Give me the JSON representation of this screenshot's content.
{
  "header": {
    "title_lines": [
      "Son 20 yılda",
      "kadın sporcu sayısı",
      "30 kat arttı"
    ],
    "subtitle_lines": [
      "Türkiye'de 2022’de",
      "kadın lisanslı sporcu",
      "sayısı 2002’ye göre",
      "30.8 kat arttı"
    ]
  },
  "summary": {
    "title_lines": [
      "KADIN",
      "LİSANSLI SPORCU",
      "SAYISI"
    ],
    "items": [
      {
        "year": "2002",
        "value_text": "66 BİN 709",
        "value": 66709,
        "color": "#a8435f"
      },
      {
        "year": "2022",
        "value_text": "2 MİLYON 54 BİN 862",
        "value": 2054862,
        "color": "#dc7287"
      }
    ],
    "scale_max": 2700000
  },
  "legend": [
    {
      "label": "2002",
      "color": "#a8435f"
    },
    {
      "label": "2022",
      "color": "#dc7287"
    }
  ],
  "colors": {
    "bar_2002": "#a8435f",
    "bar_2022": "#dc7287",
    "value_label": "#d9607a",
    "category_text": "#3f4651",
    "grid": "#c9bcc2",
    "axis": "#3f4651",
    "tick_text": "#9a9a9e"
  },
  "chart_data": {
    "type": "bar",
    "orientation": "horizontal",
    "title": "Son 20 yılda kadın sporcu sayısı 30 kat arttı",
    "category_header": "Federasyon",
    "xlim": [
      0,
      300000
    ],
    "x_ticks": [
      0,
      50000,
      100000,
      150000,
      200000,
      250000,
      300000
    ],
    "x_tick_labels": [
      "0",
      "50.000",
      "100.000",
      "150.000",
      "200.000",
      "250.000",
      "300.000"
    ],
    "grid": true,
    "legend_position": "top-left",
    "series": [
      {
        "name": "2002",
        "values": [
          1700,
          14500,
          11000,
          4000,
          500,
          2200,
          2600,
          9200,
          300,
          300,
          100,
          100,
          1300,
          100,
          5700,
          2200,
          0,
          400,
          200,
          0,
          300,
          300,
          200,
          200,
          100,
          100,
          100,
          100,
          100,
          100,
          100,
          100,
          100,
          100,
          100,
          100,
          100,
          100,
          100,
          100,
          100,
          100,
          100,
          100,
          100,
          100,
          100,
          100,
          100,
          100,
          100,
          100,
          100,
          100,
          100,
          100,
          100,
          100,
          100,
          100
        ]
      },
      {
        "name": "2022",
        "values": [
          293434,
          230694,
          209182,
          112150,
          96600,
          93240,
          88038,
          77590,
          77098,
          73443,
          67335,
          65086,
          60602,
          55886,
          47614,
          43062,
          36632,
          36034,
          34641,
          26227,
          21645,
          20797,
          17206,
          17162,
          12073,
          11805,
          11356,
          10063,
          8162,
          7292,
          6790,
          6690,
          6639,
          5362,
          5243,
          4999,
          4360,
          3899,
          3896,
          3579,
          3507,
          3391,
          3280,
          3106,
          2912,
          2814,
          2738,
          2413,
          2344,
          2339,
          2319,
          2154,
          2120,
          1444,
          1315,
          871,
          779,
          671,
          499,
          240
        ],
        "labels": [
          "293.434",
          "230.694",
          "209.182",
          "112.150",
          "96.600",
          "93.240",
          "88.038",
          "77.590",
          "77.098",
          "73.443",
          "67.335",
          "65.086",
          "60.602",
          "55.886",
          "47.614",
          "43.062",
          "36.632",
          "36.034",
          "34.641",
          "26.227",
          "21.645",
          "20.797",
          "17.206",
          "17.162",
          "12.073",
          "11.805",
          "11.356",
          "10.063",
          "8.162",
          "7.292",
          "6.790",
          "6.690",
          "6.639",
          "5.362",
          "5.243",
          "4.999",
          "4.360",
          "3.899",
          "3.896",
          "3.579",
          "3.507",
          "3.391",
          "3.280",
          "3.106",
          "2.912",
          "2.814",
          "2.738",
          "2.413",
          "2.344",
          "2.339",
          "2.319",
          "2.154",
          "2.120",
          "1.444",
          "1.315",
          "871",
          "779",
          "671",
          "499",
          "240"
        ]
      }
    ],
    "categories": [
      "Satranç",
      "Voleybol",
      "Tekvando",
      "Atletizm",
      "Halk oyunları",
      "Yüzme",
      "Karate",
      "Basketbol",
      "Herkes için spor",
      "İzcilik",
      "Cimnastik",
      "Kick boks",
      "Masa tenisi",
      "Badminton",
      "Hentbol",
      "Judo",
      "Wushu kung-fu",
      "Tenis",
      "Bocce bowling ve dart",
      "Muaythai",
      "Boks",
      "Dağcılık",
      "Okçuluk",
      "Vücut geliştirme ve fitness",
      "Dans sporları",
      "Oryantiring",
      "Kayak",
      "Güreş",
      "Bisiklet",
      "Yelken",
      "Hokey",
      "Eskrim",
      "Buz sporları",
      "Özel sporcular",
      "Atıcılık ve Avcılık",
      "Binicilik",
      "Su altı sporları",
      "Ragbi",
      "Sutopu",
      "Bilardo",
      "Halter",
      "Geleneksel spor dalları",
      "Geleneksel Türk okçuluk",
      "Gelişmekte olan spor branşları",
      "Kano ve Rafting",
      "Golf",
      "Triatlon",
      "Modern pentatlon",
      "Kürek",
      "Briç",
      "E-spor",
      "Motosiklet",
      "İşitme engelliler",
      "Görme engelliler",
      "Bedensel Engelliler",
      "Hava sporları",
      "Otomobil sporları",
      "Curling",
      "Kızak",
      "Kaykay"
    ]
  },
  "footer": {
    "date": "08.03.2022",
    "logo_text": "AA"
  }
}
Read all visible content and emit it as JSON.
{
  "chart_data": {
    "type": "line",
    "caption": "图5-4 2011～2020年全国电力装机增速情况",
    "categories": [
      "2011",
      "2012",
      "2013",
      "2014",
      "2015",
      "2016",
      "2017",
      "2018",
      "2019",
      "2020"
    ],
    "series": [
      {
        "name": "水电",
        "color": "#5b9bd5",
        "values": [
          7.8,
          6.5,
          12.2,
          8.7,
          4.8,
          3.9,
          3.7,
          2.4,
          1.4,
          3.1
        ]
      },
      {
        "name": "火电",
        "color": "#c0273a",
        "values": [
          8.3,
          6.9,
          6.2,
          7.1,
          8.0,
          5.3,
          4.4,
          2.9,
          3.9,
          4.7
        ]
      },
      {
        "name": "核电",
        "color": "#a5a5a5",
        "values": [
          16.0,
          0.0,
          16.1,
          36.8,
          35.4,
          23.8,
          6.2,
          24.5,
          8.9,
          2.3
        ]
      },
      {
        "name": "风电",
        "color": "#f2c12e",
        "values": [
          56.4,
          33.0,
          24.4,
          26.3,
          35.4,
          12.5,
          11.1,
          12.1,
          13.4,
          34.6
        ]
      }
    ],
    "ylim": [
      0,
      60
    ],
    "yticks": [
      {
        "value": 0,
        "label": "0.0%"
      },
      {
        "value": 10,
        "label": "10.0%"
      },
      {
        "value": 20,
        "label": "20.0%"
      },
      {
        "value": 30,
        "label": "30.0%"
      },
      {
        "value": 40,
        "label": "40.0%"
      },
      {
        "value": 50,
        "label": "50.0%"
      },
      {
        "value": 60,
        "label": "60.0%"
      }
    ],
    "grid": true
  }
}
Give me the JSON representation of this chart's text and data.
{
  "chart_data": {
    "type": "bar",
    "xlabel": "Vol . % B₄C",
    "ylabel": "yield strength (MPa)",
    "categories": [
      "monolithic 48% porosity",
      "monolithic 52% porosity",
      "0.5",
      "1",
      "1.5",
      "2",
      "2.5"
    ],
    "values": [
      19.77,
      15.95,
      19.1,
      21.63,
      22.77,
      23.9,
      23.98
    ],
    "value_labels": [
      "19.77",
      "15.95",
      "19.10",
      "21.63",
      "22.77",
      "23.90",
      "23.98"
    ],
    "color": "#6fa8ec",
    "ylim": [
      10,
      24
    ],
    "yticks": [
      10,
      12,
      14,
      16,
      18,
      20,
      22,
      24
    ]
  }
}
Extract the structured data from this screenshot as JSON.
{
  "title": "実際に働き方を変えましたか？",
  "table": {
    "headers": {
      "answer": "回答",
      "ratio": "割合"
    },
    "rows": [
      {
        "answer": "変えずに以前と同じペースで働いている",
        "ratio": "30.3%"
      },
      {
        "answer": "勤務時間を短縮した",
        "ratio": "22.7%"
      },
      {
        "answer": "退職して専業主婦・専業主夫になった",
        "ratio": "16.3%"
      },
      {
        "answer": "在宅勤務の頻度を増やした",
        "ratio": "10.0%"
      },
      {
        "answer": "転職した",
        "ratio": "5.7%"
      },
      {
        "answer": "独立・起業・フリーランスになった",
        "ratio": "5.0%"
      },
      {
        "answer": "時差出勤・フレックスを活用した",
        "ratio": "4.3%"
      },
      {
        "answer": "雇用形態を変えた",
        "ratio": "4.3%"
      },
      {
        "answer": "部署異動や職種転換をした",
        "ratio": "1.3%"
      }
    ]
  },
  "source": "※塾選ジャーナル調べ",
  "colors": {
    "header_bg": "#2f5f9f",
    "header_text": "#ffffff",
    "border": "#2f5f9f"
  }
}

--------

Filter the listing above by the word "screenshot"; copy each line that passes.

- Answer to this problem -
Give me the JSON representation of this screenshot's content.
Extract the structured data from this screenshot as JSON.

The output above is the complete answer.